Exclude the pictures and return every line exactly as written.

* [Data records]:
━━━━━━━━━━

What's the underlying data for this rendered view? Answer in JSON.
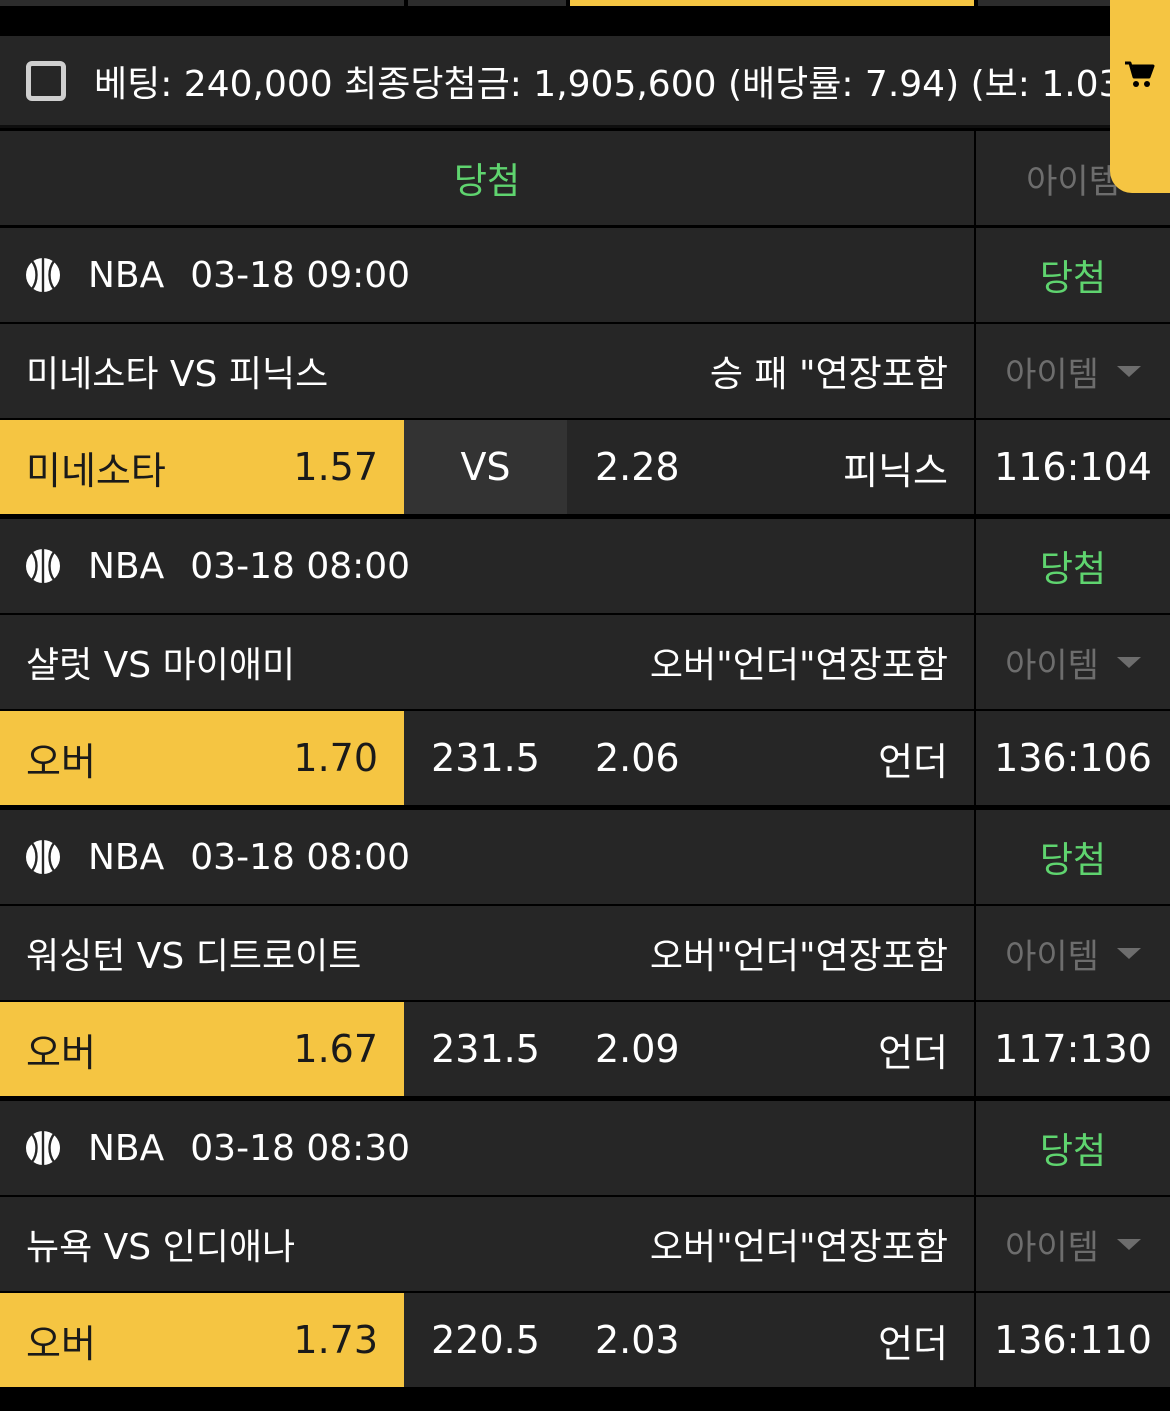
{
  "summary": {
    "text": "베팅: 240,000 최종당첨금: 1,905,600 (배당률: 7.94) (보: 1.03"
  },
  "header": {
    "result": "당첨",
    "item": "아이템"
  },
  "games": [
    {
      "league": "NBA",
      "datetime": "03-18 09:00",
      "result": "당첨",
      "match": "미네소타 VS 피닉스",
      "market": "승 패 \"연장포함",
      "item": "아이템",
      "pick_label": "미네소타",
      "pick_odds": "1.57",
      "middle": "VS",
      "other_odds": "2.28",
      "other_label": "피닉스",
      "score": "116:104"
    },
    {
      "league": "NBA",
      "datetime": "03-18 08:00",
      "result": "당첨",
      "match": "샬럿 VS 마이애미",
      "market": "오버\"언더\"연장포함",
      "item": "아이템",
      "pick_label": "오버",
      "pick_odds": "1.70",
      "middle": "231.5",
      "other_odds": "2.06",
      "other_label": "언더",
      "score": "136:106"
    },
    {
      "league": "NBA",
      "datetime": "03-18 08:00",
      "result": "당첨",
      "match": "워싱턴 VS 디트로이트",
      "market": "오버\"언더\"연장포함",
      "item": "아이템",
      "pick_label": "오버",
      "pick_odds": "1.67",
      "middle": "231.5",
      "other_odds": "2.09",
      "other_label": "언더",
      "score": "117:130"
    },
    {
      "league": "NBA",
      "datetime": "03-18 08:30",
      "result": "당첨",
      "match": "뉴욕 VS 인디애나",
      "market": "오버\"언더\"연장포함",
      "item": "아이템",
      "pick_label": "오버",
      "pick_odds": "1.73",
      "middle": "220.5",
      "other_odds": "2.03",
      "other_label": "언더",
      "score": "136:110"
    }
  ],
  "icons": {
    "sport": "basketball-icon",
    "cart": "cart-icon",
    "dropdown": "caret-down-icon"
  },
  "colors": {
    "accent": "#f5c542",
    "win": "#5fd46f",
    "row_bg": "#262626",
    "muted": "#6d6d6d"
  }
}
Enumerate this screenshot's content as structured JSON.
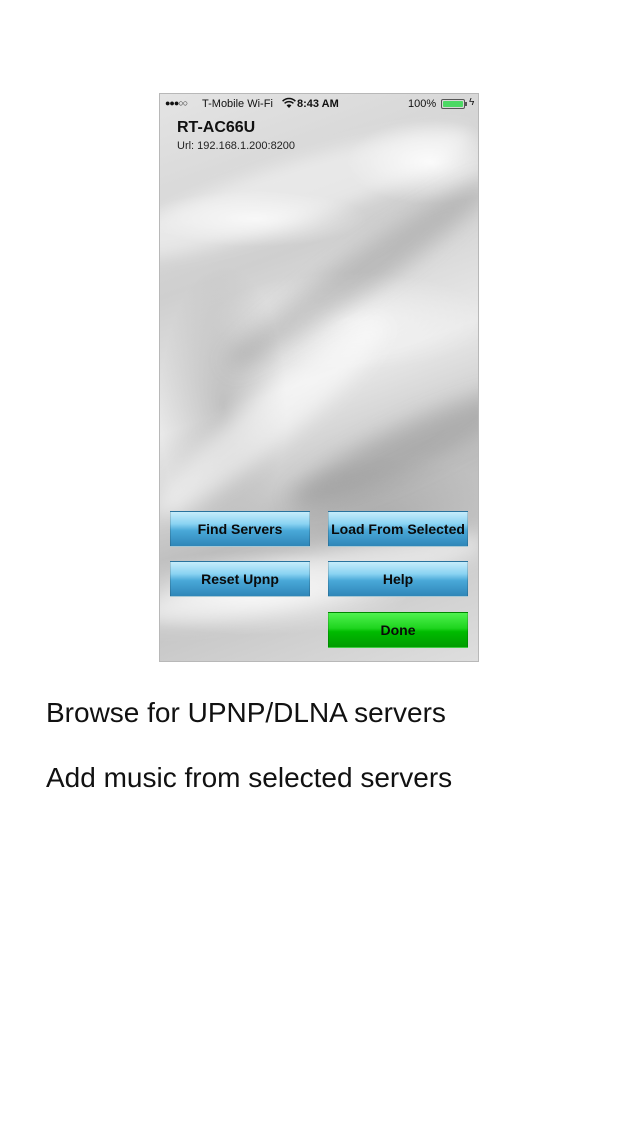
{
  "status_bar": {
    "signal": "●●●○○",
    "carrier": "T-Mobile Wi-Fi",
    "wifi_icon": "wifi-icon",
    "time": "8:43 AM",
    "battery_percent": "100%",
    "battery_level": 1.0,
    "battery_color": "#4cd964"
  },
  "server": {
    "name": "RT-AC66U",
    "url": "Url: 192.168.1.200:8200"
  },
  "buttons": {
    "find_servers": "Find Servers",
    "load_from_selected": "Load From Selected",
    "reset_upnp": "Reset Upnp",
    "help": "Help",
    "done": "Done"
  },
  "colors": {
    "button_blue": "#49a8d8",
    "button_green": "#00bb00"
  },
  "captions": [
    "Browse for UPNP/DLNA servers",
    "Add music from selected servers"
  ]
}
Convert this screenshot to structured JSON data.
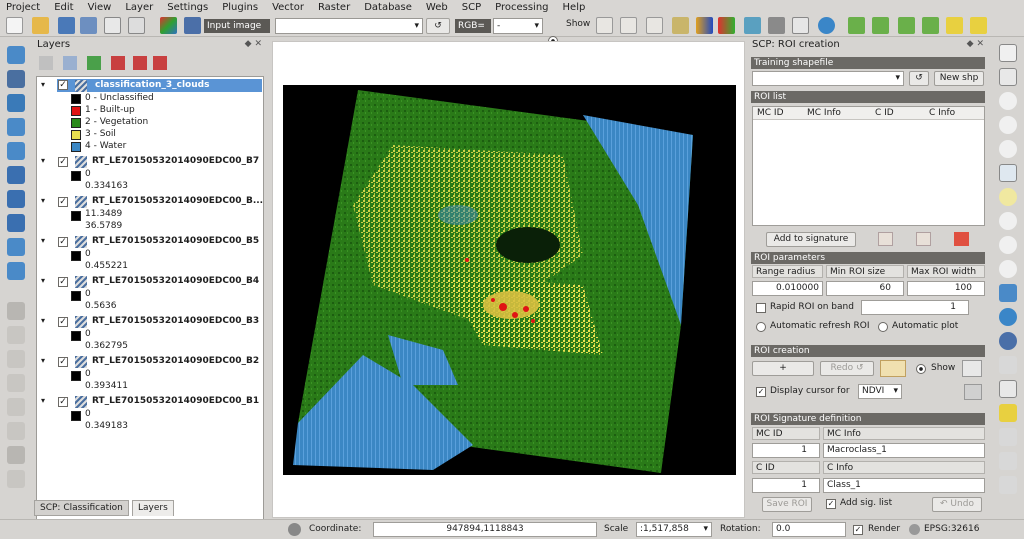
{
  "menu": [
    "Project",
    "Edit",
    "View",
    "Layer",
    "Settings",
    "Plugins",
    "Vector",
    "Raster",
    "Database",
    "Web",
    "SCP",
    "Processing",
    "Help"
  ],
  "toolbar": {
    "input_image_label": "Input image",
    "input_image_value": "",
    "refresh_glyph": "↺",
    "rgb_label": "RGB=",
    "rgb_value": "-",
    "show_label": "Show"
  },
  "layers_panel": {
    "title": "Layers",
    "tree": [
      {
        "name": "classification_3_clouds",
        "selected": true,
        "checked": true,
        "classes": [
          {
            "label": "0 - Unclassified",
            "color": "#000000"
          },
          {
            "label": "1 - Built-up",
            "color": "#e01414"
          },
          {
            "label": "2 - Vegetation",
            "color": "#2a8a1a"
          },
          {
            "label": "3 - Soil",
            "color": "#e8e050"
          },
          {
            "label": "4 - Water",
            "color": "#3b87c4"
          }
        ]
      },
      {
        "name": "RT_LE70150532014090EDC00_B7",
        "checked": true,
        "min": "0",
        "max": "0.334163"
      },
      {
        "name": "RT_LE70150532014090EDC00_B...",
        "checked": true,
        "min": "11.3489",
        "max": "36.5789"
      },
      {
        "name": "RT_LE70150532014090EDC00_B5",
        "checked": true,
        "min": "0",
        "max": "0.455221"
      },
      {
        "name": "RT_LE70150532014090EDC00_B4",
        "checked": true,
        "min": "0",
        "max": "0.5636"
      },
      {
        "name": "RT_LE70150532014090EDC00_B3",
        "checked": true,
        "min": "0",
        "max": "0.362795"
      },
      {
        "name": "RT_LE70150532014090EDC00_B2",
        "checked": true,
        "min": "0",
        "max": "0.393411"
      },
      {
        "name": "RT_LE70150532014090EDC00_B1",
        "checked": true,
        "min": "0",
        "max": "0.349183"
      }
    ],
    "tabs": [
      "SCP: Classification",
      "Layers"
    ]
  },
  "scp": {
    "title": "SCP: ROI creation",
    "training_shapefile_header": "Training shapefile",
    "training_shapefile_value": "",
    "refresh_glyph": "↺",
    "new_shp": "New shp",
    "roi_list_header": "ROI list",
    "roi_columns": [
      "MC ID",
      "MC Info",
      "C ID",
      "C Info"
    ],
    "add_to_signature": "Add to signature",
    "roi_params_header": "ROI parameters",
    "range_radius_label": "Range radius",
    "min_roi_size_label": "Min ROI size",
    "max_roi_width_label": "Max ROI width",
    "range_radius_value": "0.010000",
    "min_roi_size_value": "60",
    "max_roi_width_value": "100",
    "rapid_roi_label": "Rapid ROI on band",
    "rapid_roi_band": "1",
    "auto_refresh_label": "Automatic refresh ROI",
    "auto_plot_label": "Automatic  plot",
    "roi_creation_header": "ROI creation",
    "plus_glyph": "+",
    "redo_label": "Redo ↺",
    "show_label": "Show",
    "display_cursor_label": "Display cursor for",
    "display_cursor_value": "NDVI",
    "signature_def_header": "ROI Signature definition",
    "mc_id_label": "MC ID",
    "mc_info_label": "MC Info",
    "mc_id_value": "1",
    "mc_info_value": "Macroclass_1",
    "c_id_label": "C ID",
    "c_info_label": "C Info",
    "c_id_value": "1",
    "c_info_value": "Class_1",
    "save_roi": "Save ROI",
    "add_sig_list": "Add sig. list",
    "undo": "↶ Undo"
  },
  "status": {
    "coordinate_label": "Coordinate:",
    "coordinate_value": "947894,1118843",
    "scale_label": "Scale",
    "scale_value": ":1,517,858",
    "rotation_label": "Rotation:",
    "rotation_value": "0.0",
    "render_label": "Render",
    "epsg": "EPSG:32616"
  },
  "colors": {
    "unclassified": "#000000",
    "builtup": "#e01414",
    "vegetation": "#2a8a1a",
    "soil": "#e8e050",
    "water": "#3b87c4",
    "section_header": "#6b6965",
    "selection": "#5a94d5"
  }
}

━━━━━━━━━━

* [Exercise output]:
What's the underlying data for this rendered view? Answer in JSON.
{
  "summary": {
    "text": "베팅: 240,000 최종당첨금: 1,905,600 (배당률: 7.94) (보: 1.03"
  },
  "header": {
    "result": "당첨",
    "item": "아이템"
  },
  "games": [
    {
      "league": "NBA",
      "datetime": "03-18 09:00",
      "result": "당첨",
      "match": "미네소타 VS 피닉스",
      "market": "승 패 \"연장포함",
      "item": "아이템",
      "pick_label": "미네소타",
      "pick_odds": "1.57",
      "middle": "VS",
      "other_odds": "2.28",
      "other_label": "피닉스",
      "score": "116:104"
    },
    {
      "league": "NBA",
      "datetime": "03-18 08:00",
      "result": "당첨",
      "match": "샬럿 VS 마이애미",
      "market": "오버\"언더\"연장포함",
      "item": "아이템",
      "pick_label": "오버",
      "pick_odds": "1.70",
      "middle": "231.5",
      "other_odds": "2.06",
      "other_label": "언더",
      "score": "136:106"
    },
    {
      "league": "NBA",
      "datetime": "03-18 08:00",
      "result": "당첨",
      "match": "워싱턴 VS 디트로이트",
      "market": "오버\"언더\"연장포함",
      "item": "아이템",
      "pick_label": "오버",
      "pick_odds": "1.67",
      "middle": "231.5",
      "other_odds": "2.09",
      "other_label": "언더",
      "score": "117:130"
    },
    {
      "league": "NBA",
      "datetime": "03-18 08:30",
      "result": "당첨",
      "match": "뉴욕 VS 인디애나",
      "market": "오버\"언더\"연장포함",
      "item": "아이템",
      "pick_label": "오버",
      "pick_odds": "1.73",
      "middle": "220.5",
      "other_odds": "2.03",
      "other_label": "언더",
      "score": "136:110"
    }
  ],
  "icons": {
    "sport": "basketball-icon",
    "cart": "cart-icon",
    "dropdown": "caret-down-icon"
  },
  "colors": {
    "accent": "#f5c542",
    "win": "#5fd46f",
    "row_bg": "#262626",
    "muted": "#6d6d6d"
  }
}
Enumerate this screenshot's content as structured JSON.
{
  "status_bar": {
    "signal": "●●●○○",
    "carrier": "T-Mobile Wi-Fi",
    "wifi_icon": "wifi-icon",
    "time": "8:43 AM",
    "battery_percent": "100%",
    "battery_level": 1.0,
    "battery_color": "#4cd964"
  },
  "server": {
    "name": "RT-AC66U",
    "url": "Url: 192.168.1.200:8200"
  },
  "buttons": {
    "find_servers": "Find Servers",
    "load_from_selected": "Load From Selected",
    "reset_upnp": "Reset Upnp",
    "help": "Help",
    "done": "Done"
  },
  "colors": {
    "button_blue": "#49a8d8",
    "button_green": "#00bb00"
  },
  "captions": [
    "Browse for UPNP/DLNA servers",
    "Add music from selected servers"
  ]
}
Convert this screenshot to structured JSON data.
{
  "menu": [
    "Project",
    "Edit",
    "View",
    "Layer",
    "Settings",
    "Plugins",
    "Vector",
    "Raster",
    "Database",
    "Web",
    "SCP",
    "Processing",
    "Help"
  ],
  "toolbar": {
    "input_image_label": "Input image",
    "input_image_value": "",
    "refresh_glyph": "↺",
    "rgb_label": "RGB=",
    "rgb_value": "-",
    "show_label": "Show"
  },
  "layers_panel": {
    "title": "Layers",
    "tree": [
      {
        "name": "classification_3_clouds",
        "selected": true,
        "checked": true,
        "classes": [
          {
            "label": "0 - Unclassified",
            "color": "#000000"
          },
          {
            "label": "1 - Built-up",
            "color": "#e01414"
          },
          {
            "label": "2 - Vegetation",
            "color": "#2a8a1a"
          },
          {
            "label": "3 - Soil",
            "color": "#e8e050"
          },
          {
            "label": "4 - Water",
            "color": "#3b87c4"
          }
        ]
      },
      {
        "name": "RT_LE70150532014090EDC00_B7",
        "checked": true,
        "min": "0",
        "max": "0.334163"
      },
      {
        "name": "RT_LE70150532014090EDC00_B...",
        "checked": true,
        "min": "11.3489",
        "max": "36.5789"
      },
      {
        "name": "RT_LE70150532014090EDC00_B5",
        "checked": true,
        "min": "0",
        "max": "0.455221"
      },
      {
        "name": "RT_LE70150532014090EDC00_B4",
        "checked": true,
        "min": "0",
        "max": "0.5636"
      },
      {
        "name": "RT_LE70150532014090EDC00_B3",
        "checked": true,
        "min": "0",
        "max": "0.362795"
      },
      {
        "name": "RT_LE70150532014090EDC00_B2",
        "checked": true,
        "min": "0",
        "max": "0.393411"
      },
      {
        "name": "RT_LE70150532014090EDC00_B1",
        "checked": true,
        "min": "0",
        "max": "0.349183"
      }
    ],
    "tabs": [
      "SCP: Classification",
      "Layers"
    ]
  },
  "scp": {
    "title": "SCP: ROI creation",
    "training_shapefile_header": "Training shapefile",
    "training_shapefile_value": "",
    "refresh_glyph": "↺",
    "new_shp": "New shp",
    "roi_list_header": "ROI list",
    "roi_columns": [
      "MC ID",
      "MC Info",
      "C ID",
      "C Info"
    ],
    "add_to_signature": "Add to signature",
    "roi_params_header": "ROI parameters",
    "range_radius_label": "Range radius",
    "min_roi_size_label": "Min ROI size",
    "max_roi_width_label": "Max ROI width",
    "range_radius_value": "0.010000",
    "min_roi_size_value": "60",
    "max_roi_width_value": "100",
    "rapid_roi_label": "Rapid ROI on band",
    "rapid_roi_band": "1",
    "auto_refresh_label": "Automatic refresh ROI",
    "auto_plot_label": "Automatic  plot",
    "roi_creation_header": "ROI creation",
    "plus_glyph": "+",
    "redo_label": "Redo ↺",
    "show_label": "Show",
    "display_cursor_label": "Display cursor for",
    "display_cursor_value": "NDVI",
    "signature_def_header": "ROI Signature definition",
    "mc_id_label": "MC ID",
    "mc_info_label": "MC Info",
    "mc_id_value": "1",
    "mc_info_value": "Macroclass_1",
    "c_id_label": "C ID",
    "c_info_label": "C Info",
    "c_id_value": "1",
    "c_info_value": "Class_1",
    "save_roi": "Save ROI",
    "add_sig_list": "Add sig. list",
    "undo": "↶ Undo"
  },
  "status": {
    "coordinate_label": "Coordinate:",
    "coordinate_value": "947894,1118843",
    "scale_label": "Scale",
    "scale_value": ":1,517,858",
    "rotation_label": "Rotation:",
    "rotation_value": "0.0",
    "render_label": "Render",
    "epsg": "EPSG:32616"
  },
  "colors": {
    "unclassified": "#000000",
    "builtup": "#e01414",
    "vegetation": "#2a8a1a",
    "soil": "#e8e050",
    "water": "#3b87c4",
    "section_header": "#6b6965",
    "selection": "#5a94d5"
  }
}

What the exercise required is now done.